▸ **PROBLEM REQUIREMENTS**
Write the data out again in full, with no departure from the original.

— start RECORD EXTRACTS —

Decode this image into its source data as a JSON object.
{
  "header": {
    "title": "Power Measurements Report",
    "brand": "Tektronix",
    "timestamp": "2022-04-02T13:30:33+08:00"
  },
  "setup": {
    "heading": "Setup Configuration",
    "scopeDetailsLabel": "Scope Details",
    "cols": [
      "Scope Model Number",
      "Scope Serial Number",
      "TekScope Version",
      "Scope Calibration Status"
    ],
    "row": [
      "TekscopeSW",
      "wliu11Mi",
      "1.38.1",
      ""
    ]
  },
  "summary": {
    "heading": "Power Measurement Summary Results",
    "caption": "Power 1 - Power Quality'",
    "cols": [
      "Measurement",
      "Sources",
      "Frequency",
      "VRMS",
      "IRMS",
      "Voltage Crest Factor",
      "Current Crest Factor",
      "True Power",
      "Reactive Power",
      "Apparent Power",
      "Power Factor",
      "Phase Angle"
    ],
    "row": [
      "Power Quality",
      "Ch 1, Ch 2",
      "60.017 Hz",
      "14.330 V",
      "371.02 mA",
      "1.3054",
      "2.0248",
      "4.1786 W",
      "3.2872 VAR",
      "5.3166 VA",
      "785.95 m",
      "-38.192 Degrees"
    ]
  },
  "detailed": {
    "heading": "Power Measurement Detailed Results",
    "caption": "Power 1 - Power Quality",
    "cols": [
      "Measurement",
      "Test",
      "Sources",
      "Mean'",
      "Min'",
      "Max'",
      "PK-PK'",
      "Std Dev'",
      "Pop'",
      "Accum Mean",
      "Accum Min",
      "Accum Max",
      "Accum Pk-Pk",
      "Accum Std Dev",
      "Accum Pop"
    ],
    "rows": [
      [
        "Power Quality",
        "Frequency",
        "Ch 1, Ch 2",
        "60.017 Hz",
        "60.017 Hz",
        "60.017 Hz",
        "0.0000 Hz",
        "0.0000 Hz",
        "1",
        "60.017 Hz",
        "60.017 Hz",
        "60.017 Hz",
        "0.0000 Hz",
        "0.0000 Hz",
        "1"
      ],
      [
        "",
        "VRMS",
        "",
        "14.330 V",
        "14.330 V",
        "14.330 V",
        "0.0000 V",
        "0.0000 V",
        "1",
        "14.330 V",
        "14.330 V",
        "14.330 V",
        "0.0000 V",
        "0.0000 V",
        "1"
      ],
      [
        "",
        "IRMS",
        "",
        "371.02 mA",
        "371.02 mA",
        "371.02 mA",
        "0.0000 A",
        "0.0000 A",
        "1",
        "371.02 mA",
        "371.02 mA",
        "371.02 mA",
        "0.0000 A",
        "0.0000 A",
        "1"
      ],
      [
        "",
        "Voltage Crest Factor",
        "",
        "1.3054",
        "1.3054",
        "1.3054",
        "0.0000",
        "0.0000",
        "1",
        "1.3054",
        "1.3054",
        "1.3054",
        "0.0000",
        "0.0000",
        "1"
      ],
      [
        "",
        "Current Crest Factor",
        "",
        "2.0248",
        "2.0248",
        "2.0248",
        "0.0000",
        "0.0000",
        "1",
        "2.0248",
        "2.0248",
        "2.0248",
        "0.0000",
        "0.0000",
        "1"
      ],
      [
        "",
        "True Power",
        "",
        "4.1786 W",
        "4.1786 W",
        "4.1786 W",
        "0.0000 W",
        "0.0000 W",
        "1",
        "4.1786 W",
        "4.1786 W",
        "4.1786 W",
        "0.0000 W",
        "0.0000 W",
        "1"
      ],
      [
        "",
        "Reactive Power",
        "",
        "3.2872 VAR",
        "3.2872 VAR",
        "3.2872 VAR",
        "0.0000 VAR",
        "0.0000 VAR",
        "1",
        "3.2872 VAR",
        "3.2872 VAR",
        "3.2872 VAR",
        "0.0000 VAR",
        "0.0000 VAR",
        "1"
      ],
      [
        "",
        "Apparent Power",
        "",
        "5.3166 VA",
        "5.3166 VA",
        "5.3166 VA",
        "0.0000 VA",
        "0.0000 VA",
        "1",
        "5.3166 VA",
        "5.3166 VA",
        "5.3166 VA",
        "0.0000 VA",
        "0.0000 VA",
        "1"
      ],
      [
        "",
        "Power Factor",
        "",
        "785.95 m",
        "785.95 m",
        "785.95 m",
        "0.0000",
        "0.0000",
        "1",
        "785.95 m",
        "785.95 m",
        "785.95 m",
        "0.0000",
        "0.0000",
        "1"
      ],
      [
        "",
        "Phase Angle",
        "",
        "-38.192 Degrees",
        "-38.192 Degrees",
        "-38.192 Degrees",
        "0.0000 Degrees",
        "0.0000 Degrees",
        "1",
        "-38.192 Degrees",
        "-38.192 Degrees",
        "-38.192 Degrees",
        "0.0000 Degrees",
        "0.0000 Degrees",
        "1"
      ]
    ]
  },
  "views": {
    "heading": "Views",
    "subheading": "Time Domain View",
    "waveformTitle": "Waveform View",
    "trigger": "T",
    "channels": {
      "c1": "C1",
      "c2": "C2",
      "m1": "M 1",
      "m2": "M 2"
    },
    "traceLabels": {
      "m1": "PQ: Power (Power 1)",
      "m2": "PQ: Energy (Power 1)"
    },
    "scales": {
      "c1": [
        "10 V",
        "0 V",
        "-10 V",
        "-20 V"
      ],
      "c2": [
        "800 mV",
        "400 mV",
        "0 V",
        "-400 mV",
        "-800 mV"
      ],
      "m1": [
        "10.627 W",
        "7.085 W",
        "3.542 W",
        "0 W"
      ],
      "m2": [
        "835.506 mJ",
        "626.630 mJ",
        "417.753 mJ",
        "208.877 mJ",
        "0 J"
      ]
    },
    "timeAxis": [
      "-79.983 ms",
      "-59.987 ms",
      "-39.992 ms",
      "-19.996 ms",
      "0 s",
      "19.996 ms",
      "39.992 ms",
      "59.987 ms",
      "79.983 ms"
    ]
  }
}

— end RECORD EXTRACTS —

▸ **FULL SOLUTION**
Decode this image into its source data as a JSON object.
{
  "header": {
    "title": "Power Measurements Report",
    "brand": "Tektronix",
    "timestamp": "2022-04-02T13:30:33+08:00"
  },
  "setup": {
    "heading": "Setup Configuration",
    "scopeDetailsLabel": "Scope Details",
    "cols": [
      "Scope Model Number",
      "Scope Serial Number",
      "TekScope Version",
      "Scope Calibration Status"
    ],
    "row": [
      "TekscopeSW",
      "wliu11Mi",
      "1.38.1",
      ""
    ]
  },
  "summary": {
    "heading": "Power Measurement Summary Results",
    "caption": "Power 1 - Power Quality'",
    "cols": [
      "Measurement",
      "Sources",
      "Frequency",
      "VRMS",
      "IRMS",
      "Voltage Crest Factor",
      "Current Crest Factor",
      "True Power",
      "Reactive Power",
      "Apparent Power",
      "Power Factor",
      "Phase Angle"
    ],
    "row": [
      "Power Quality",
      "Ch 1, Ch 2",
      "60.017 Hz",
      "14.330 V",
      "371.02 mA",
      "1.3054",
      "2.0248",
      "4.1786 W",
      "3.2872 VAR",
      "5.3166 VA",
      "785.95 m",
      "-38.192 Degrees"
    ]
  },
  "detailed": {
    "heading": "Power Measurement Detailed Results",
    "caption": "Power 1 - Power Quality",
    "cols": [
      "Measurement",
      "Test",
      "Sources",
      "Mean'",
      "Min'",
      "Max'",
      "PK-PK'",
      "Std Dev'",
      "Pop'",
      "Accum Mean",
      "Accum Min",
      "Accum Max",
      "Accum Pk-Pk",
      "Accum Std Dev",
      "Accum Pop"
    ],
    "rows": [
      [
        "Power Quality",
        "Frequency",
        "Ch 1, Ch 2",
        "60.017 Hz",
        "60.017 Hz",
        "60.017 Hz",
        "0.0000 Hz",
        "0.0000 Hz",
        "1",
        "60.017 Hz",
        "60.017 Hz",
        "60.017 Hz",
        "0.0000 Hz",
        "0.0000 Hz",
        "1"
      ],
      [
        "",
        "VRMS",
        "",
        "14.330 V",
        "14.330 V",
        "14.330 V",
        "0.0000 V",
        "0.0000 V",
        "1",
        "14.330 V",
        "14.330 V",
        "14.330 V",
        "0.0000 V",
        "0.0000 V",
        "1"
      ],
      [
        "",
        "IRMS",
        "",
        "371.02 mA",
        "371.02 mA",
        "371.02 mA",
        "0.0000 A",
        "0.0000 A",
        "1",
        "371.02 mA",
        "371.02 mA",
        "371.02 mA",
        "0.0000 A",
        "0.0000 A",
        "1"
      ],
      [
        "",
        "Voltage Crest Factor",
        "",
        "1.3054",
        "1.3054",
        "1.3054",
        "0.0000",
        "0.0000",
        "1",
        "1.3054",
        "1.3054",
        "1.3054",
        "0.0000",
        "0.0000",
        "1"
      ],
      [
        "",
        "Current Crest Factor",
        "",
        "2.0248",
        "2.0248",
        "2.0248",
        "0.0000",
        "0.0000",
        "1",
        "2.0248",
        "2.0248",
        "2.0248",
        "0.0000",
        "0.0000",
        "1"
      ],
      [
        "",
        "True Power",
        "",
        "4.1786 W",
        "4.1786 W",
        "4.1786 W",
        "0.0000 W",
        "0.0000 W",
        "1",
        "4.1786 W",
        "4.1786 W",
        "4.1786 W",
        "0.0000 W",
        "0.0000 W",
        "1"
      ],
      [
        "",
        "Reactive Power",
        "",
        "3.2872 VAR",
        "3.2872 VAR",
        "3.2872 VAR",
        "0.0000 VAR",
        "0.0000 VAR",
        "1",
        "3.2872 VAR",
        "3.2872 VAR",
        "3.2872 VAR",
        "0.0000 VAR",
        "0.0000 VAR",
        "1"
      ],
      [
        "",
        "Apparent Power",
        "",
        "5.3166 VA",
        "5.3166 VA",
        "5.3166 VA",
        "0.0000 VA",
        "0.0000 VA",
        "1",
        "5.3166 VA",
        "5.3166 VA",
        "5.3166 VA",
        "0.0000 VA",
        "0.0000 VA",
        "1"
      ],
      [
        "",
        "Power Factor",
        "",
        "785.95 m",
        "785.95 m",
        "785.95 m",
        "0.0000",
        "0.0000",
        "1",
        "785.95 m",
        "785.95 m",
        "785.95 m",
        "0.0000",
        "0.0000",
        "1"
      ],
      [
        "",
        "Phase Angle",
        "",
        "-38.192 Degrees",
        "-38.192 Degrees",
        "-38.192 Degrees",
        "0.0000 Degrees",
        "0.0000 Degrees",
        "1",
        "-38.192 Degrees",
        "-38.192 Degrees",
        "-38.192 Degrees",
        "0.0000 Degrees",
        "0.0000 Degrees",
        "1"
      ]
    ]
  },
  "views": {
    "heading": "Views",
    "subheading": "Time Domain View",
    "waveformTitle": "Waveform View",
    "trigger": "T",
    "channels": {
      "c1": "C1",
      "c2": "C2",
      "m1": "M 1",
      "m2": "M 2"
    },
    "traceLabels": {
      "m1": "PQ: Power (Power 1)",
      "m2": "PQ: Energy (Power 1)"
    },
    "scales": {
      "c1": [
        "10 V",
        "0 V",
        "-10 V",
        "-20 V"
      ],
      "c2": [
        "800 mV",
        "400 mV",
        "0 V",
        "-400 mV",
        "-800 mV"
      ],
      "m1": [
        "10.627 W",
        "7.085 W",
        "3.542 W",
        "0 W"
      ],
      "m2": [
        "835.506 mJ",
        "626.630 mJ",
        "417.753 mJ",
        "208.877 mJ",
        "0 J"
      ]
    },
    "timeAxis": [
      "-79.983 ms",
      "-59.987 ms",
      "-39.992 ms",
      "-19.996 ms",
      "0 s",
      "19.996 ms",
      "39.992 ms",
      "59.987 ms",
      "79.983 ms"
    ]
  }
}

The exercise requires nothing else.